§ WHAT THE TASK REQUIRES
Search the listing below for the string "Analisis" and show each line that contains it.

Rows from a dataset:
※ ※ ※

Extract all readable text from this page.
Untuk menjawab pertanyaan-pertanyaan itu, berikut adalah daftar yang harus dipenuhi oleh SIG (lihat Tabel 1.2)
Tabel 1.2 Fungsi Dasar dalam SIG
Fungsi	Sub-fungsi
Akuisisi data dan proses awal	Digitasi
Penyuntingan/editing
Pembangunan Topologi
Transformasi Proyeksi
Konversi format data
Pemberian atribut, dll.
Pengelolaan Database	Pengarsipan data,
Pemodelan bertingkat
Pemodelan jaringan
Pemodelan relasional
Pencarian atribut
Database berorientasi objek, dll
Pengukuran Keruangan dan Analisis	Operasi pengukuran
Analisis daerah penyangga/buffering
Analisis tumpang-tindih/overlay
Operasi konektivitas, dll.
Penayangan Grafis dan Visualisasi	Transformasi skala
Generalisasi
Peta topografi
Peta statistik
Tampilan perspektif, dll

※ ※ ※

§ SOLVED EXERCISE
Pengukuran Keruangan dan Analisis	Operasi pengukuran
Analisis daerah penyangga/buffering
Analisis tumpang-tindih/overlay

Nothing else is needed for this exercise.